▸ Exercise objective: Where the word "active" occurs in a line, return that line.

▸ Available data:
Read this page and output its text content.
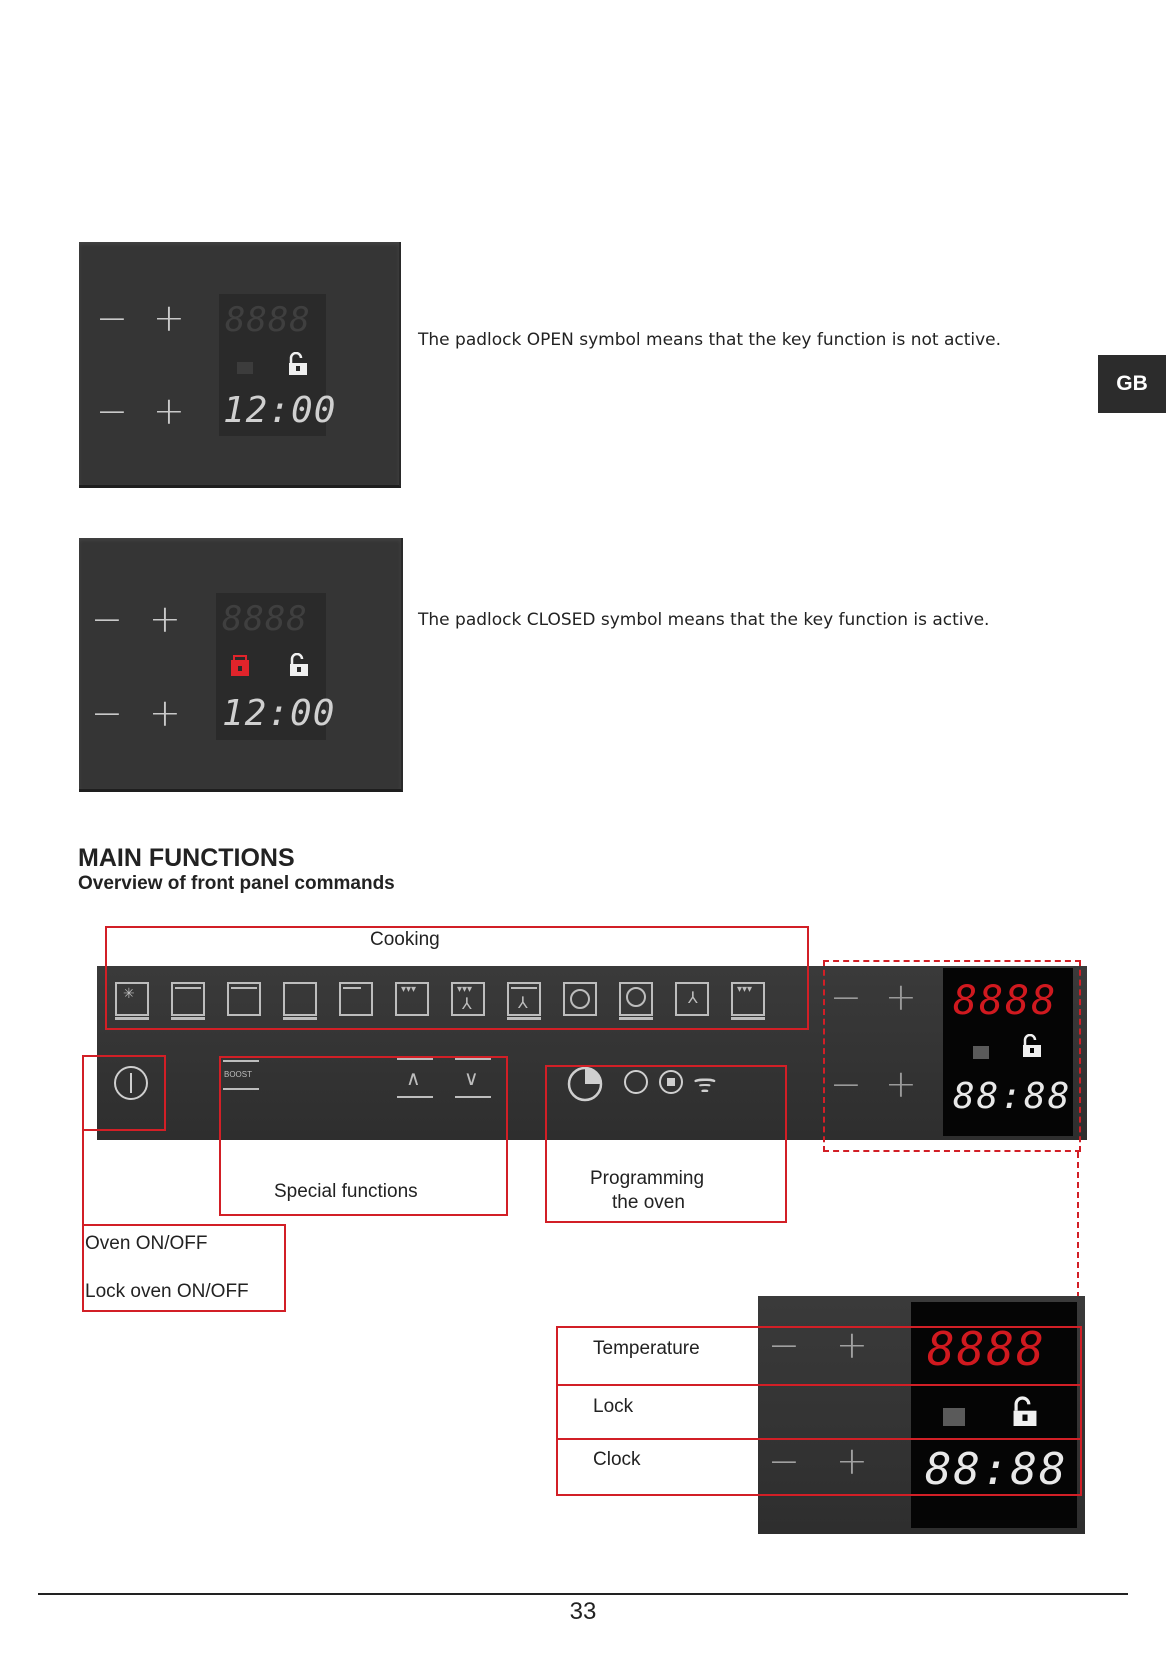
GB
− +
− +
8888
12:00
The padlock OPEN symbol means that the key function is not active.
− +
− +
8888
12:00
The padlock CLOSED symbol means that the key function is active.
MAIN FUNCTIONS
Overview of front panel commands
✳	▾▾▾	▾▾▾
⅄	⅄	⅄	▾▾▾ − +
− +
8888
88:88
BOOST	∧ ∨	ᯤ
Cooking
Oven ON/OFF
Lock oven ON/OFF
Special functions
Programming
the oven
− +
− +
8888
88:88
Temperature
Lock
Clock
33
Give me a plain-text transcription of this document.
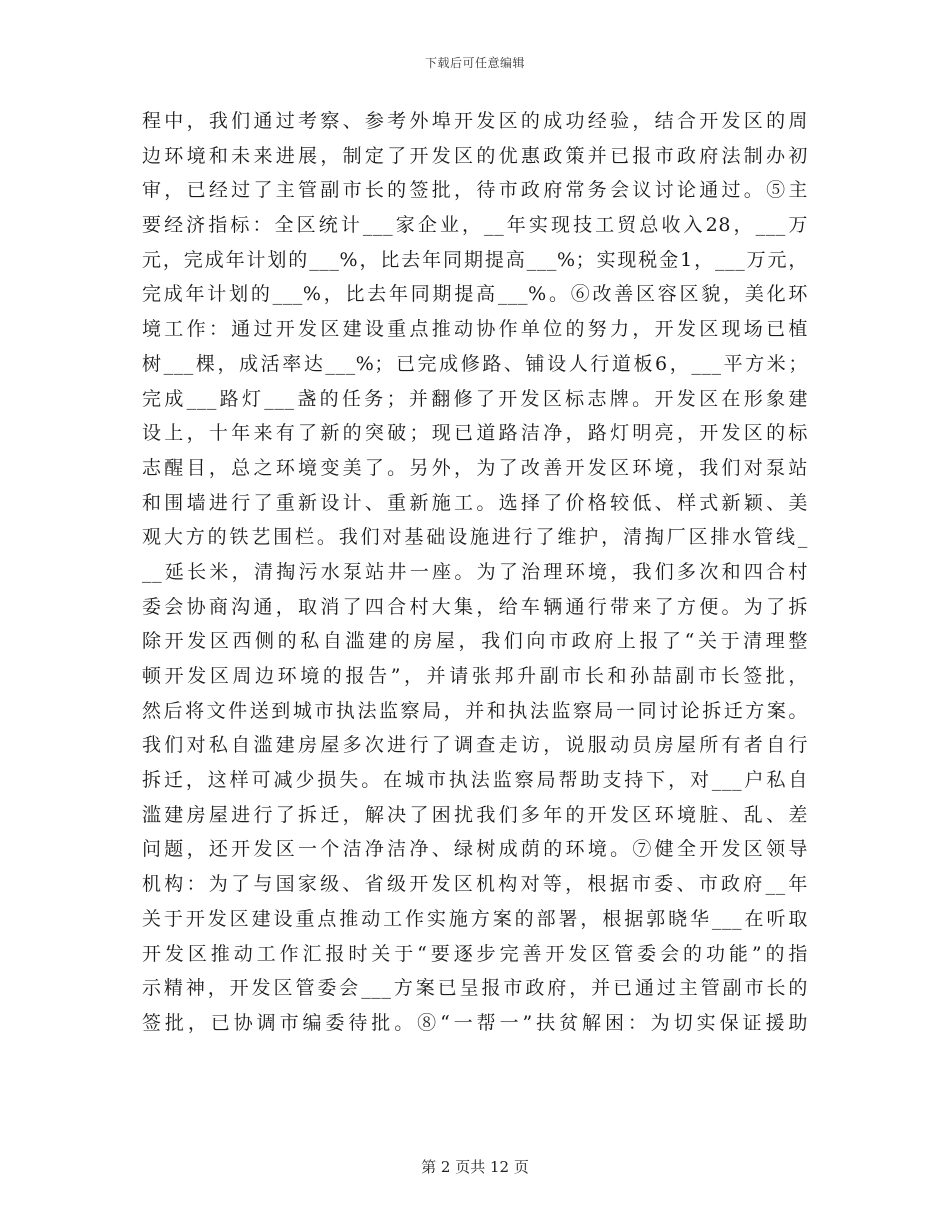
下载后可任意编辑
程中，我们通过考察、参考外埠开发区的成功经验，结合开发区的周
边环境和未来进展，制定了开发区的优惠政策并已报市政府法制办初
审，已经过了主管副市长的签批，待市政府常务会议讨论通过。⑤主
要经济指标：全区统计___家企业，__年实现技工贸总收入28，___万
元，完成年计划的___%，比去年同期提高___%；实现税金1，___万元，
完成年计划的___%，比去年同期提高___%。⑥改善区容区貌，美化环
境工作：通过开发区建设重点推动协作单位的努力，开发区现场已植
树___棵，成活率达___%；已完成修路、铺设人行道板6，___平方米；
完成___路灯___盏的任务；并翻修了开发区标志牌。开发区在形象建
设上，十年来有了新的突破；现已道路洁净，路灯明亮，开发区的标
志醒目，总之环境变美了。另外，为了改善开发区环境，我们对泵站
和围墙进行了重新设计、重新施工。选择了价格较低、样式新颖、美
观大方的铁艺围栏。我们对基础设施进行了维护，清掏厂区排水管线_
__延长米，清掏污水泵站井一座。为了治理环境，我们多次和四合村
委会协商沟通，取消了四合村大集，给车辆通行带来了方便。为了拆
除开发区西侧的私自滥建的房屋，我们向市政府上报了“关于清理整
顿开发区周边环境的报告”，并请张邦升副市长和孙喆副市长签批，
然后将文件送到城市执法监察局，并和执法监察局一同讨论拆迁方案。
我们对私自滥建房屋多次进行了调查走访，说服动员房屋所有者自行
拆迁，这样可减少损失。在城市执法监察局帮助支持下，对___户私自
滥建房屋进行了拆迁，解决了困扰我们多年的开发区环境脏、乱、差
问题，还开发区一个洁净洁净、绿树成荫的环境。⑦健全开发区领导
机构：为了与国家级、省级开发区机构对等，根据市委、市政府__年
关于开发区建设重点推动工作实施方案的部署，根据郭晓华___在听取
开发区推动工作汇报时关于“要逐步完善开发区管委会的功能”的指
示精神，开发区管委会___方案已呈报市政府，并已通过主管副市长的
签批，已协调市编委待批。⑧“一帮一”扶贫解困：为切实保证援助
第 2 页共 12 页
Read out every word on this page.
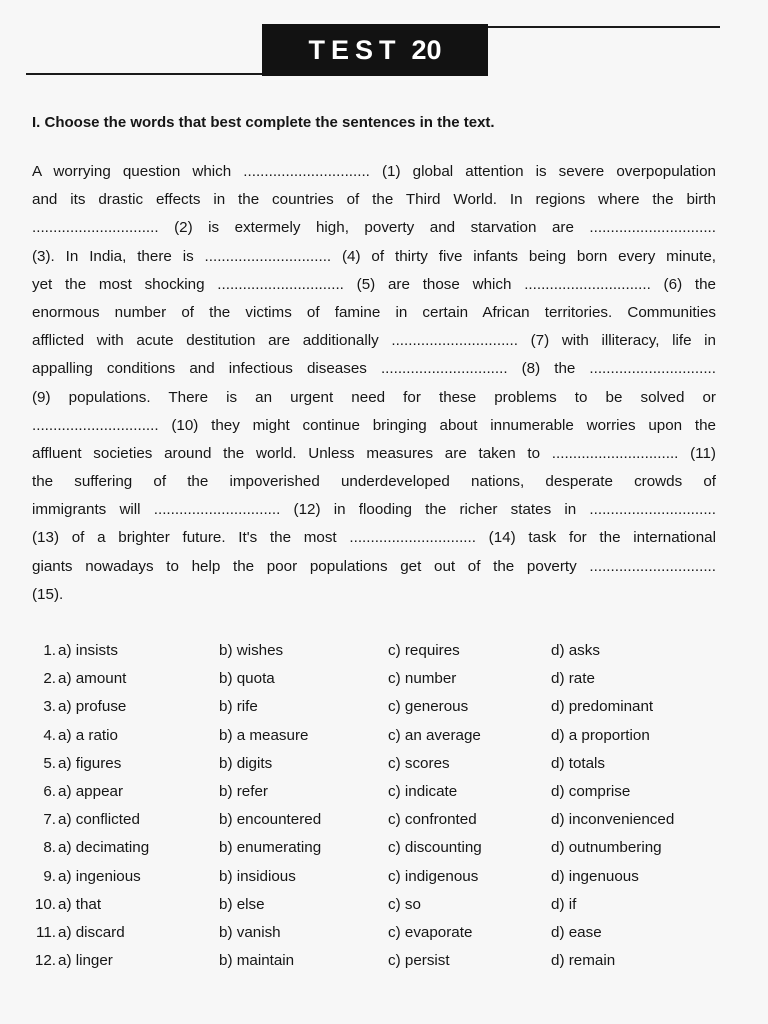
TEST 20

I. Choose the words that best complete the sentences in the text.

A worrying question which .............................. (1) global attention is severe overpopulation
and its drastic effects in the countries of the Third World. In regions where the birth
.............................. (2) is extermely high, poverty and starvation are ..............................
(3). In India, there is .............................. (4) of thirty five infants being born every minute,
yet the most shocking .............................. (5) are those which .............................. (6) the
enormous number of the victims of famine in certain African territories. Communities
afflicted with acute destitution are additionally .............................. (7) with illiteracy, life in
appalling conditions and infectious diseases .............................. (8) the ..............................
(9) populations. There is an urgent need for these problems to be solved or
.............................. (10) they might continue bringing about innumerable worries upon the
affluent societies around the world. Unless measures are taken to .............................. (11)
the suffering of the impoverished underdeveloped nations, desperate crowds of
immigrants will .............................. (12) in flooding the richer states in ..............................
(13) of a brighter future. It's the most .............................. (14) task for the international
giants nowadays to help the poor populations get out of the poverty ..............................
(15).
1. a) insists	b) wishes	c) requires	d) asks
2. a) amount	b) quota	c) number	d) rate
3. a) profuse	b) rife	c) generous	d) predominant
4. a) a ratio	b) a measure	c) an average	d) a proportion
5. a) figures	b) digits	c) scores	d) totals
6. a) appear	b) refer	c) indicate	d) comprise
7. a) conflicted	b) encountered	c) confronted	d) inconvenienced
8. a) decimating	b) enumerating	c) discounting	d) outnumbering
9. a) ingenious	b) insidious	c) indigenous	d) ingenuous
10. a) that	b) else	c) so	d) if
11. a) discard	b) vanish	c) evaporate	d) ease
12. a) linger	b) maintain	c) persist	d) remain
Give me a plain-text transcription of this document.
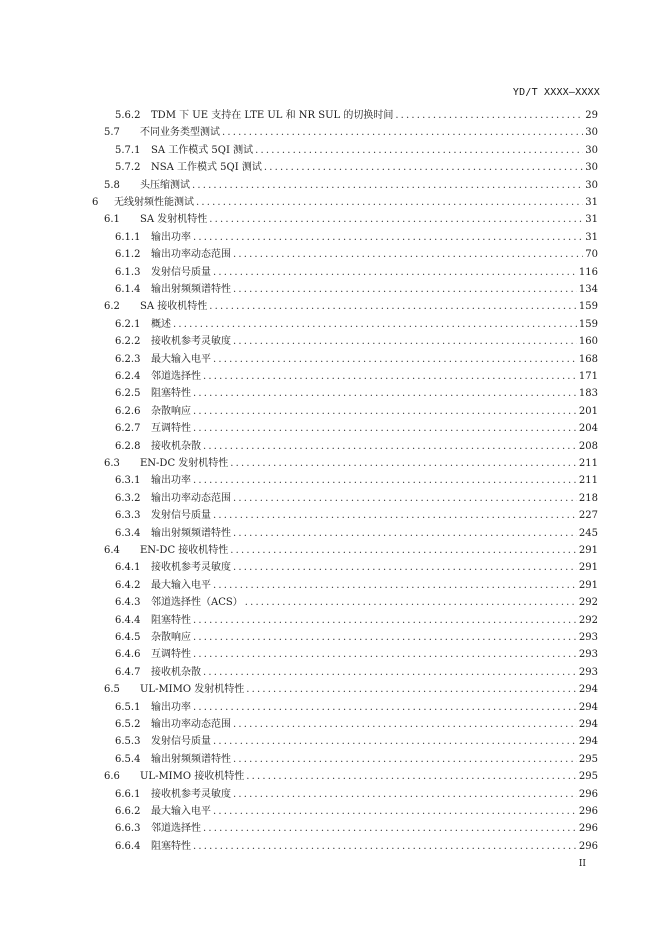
YD/T XXXX—XXXX
5.6.2	TDM 下 UE 支持在 LTE UL 和 NR SUL 的切换时间 . . .	29
5.7	不同业务类型测试 . . .	30
5.7.1	SA 工作模式 5QI 测试 . . .	30
5.7.2	NSA 工作模式 5QI 测试 . . .	30
5.8	头压缩测试 . . .	30
6	无线射频性能测试 . . .	31
6.1	SA 发射机特性 . . .	31
6.1.1	输出功率 . . .	31
6.1.2	输出功率动态范围 . . .	70
6.1.3	发射信号质量 . . .	116
6.1.4	输出射频频谱特性 . . .	134
6.2	SA 接收机特性 . . .	159
6.2.1	概述 . . .	159
6.2.2	接收机参考灵敏度 . . .	160
6.2.3	最大输入电平 . . .	168
6.2.4	邻道选择性 . . .	171
6.2.5	阻塞特性 . . .	183
6.2.6	杂散响应 . . .	201
6.2.7	互调特性 . . .	204
6.2.8	接收机杂散 . . .	208
6.3	EN-DC 发射机特性 . . .	211
6.3.1	输出功率 . . .	211
6.3.2	输出功率动态范围 . . .	218
6.3.3	发射信号质量 . . .	227
6.3.4	输出射频频谱特性 . . .	245
6.4	EN-DC 接收机特性 . . .	291
6.4.1	接收机参考灵敏度 . . .	291
6.4.2	最大输入电平 . . .	291
6.4.3	邻道选择性（ACS） . . .	292
6.4.4	阻塞特性 . . .	292
6.4.5	杂散响应 . . .	293
6.4.6	互调特性 . . .	293
6.4.7	接收机杂散 . . .	293
6.5	UL-MIMO 发射机特性 . . .	294
6.5.1	输出功率 . . .	294
6.5.2	输出功率动态范围 . . .	294
6.5.3	发射信号质量 . . .	294
6.5.4	输出射频频谱特性 . . .	295
6.6	UL-MIMO 接收机特性 . . .	295
6.6.1	接收机参考灵敏度 . . .	296
6.6.2	最大输入电平 . . .	296
6.6.3	邻道选择性 . . .	296
6.6.4	阻塞特性 . . .	296
II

▸ Task solution:
The padlock OPEN symbol means that the key function is not active.
The padlock CLOSED symbol means that the key function is active.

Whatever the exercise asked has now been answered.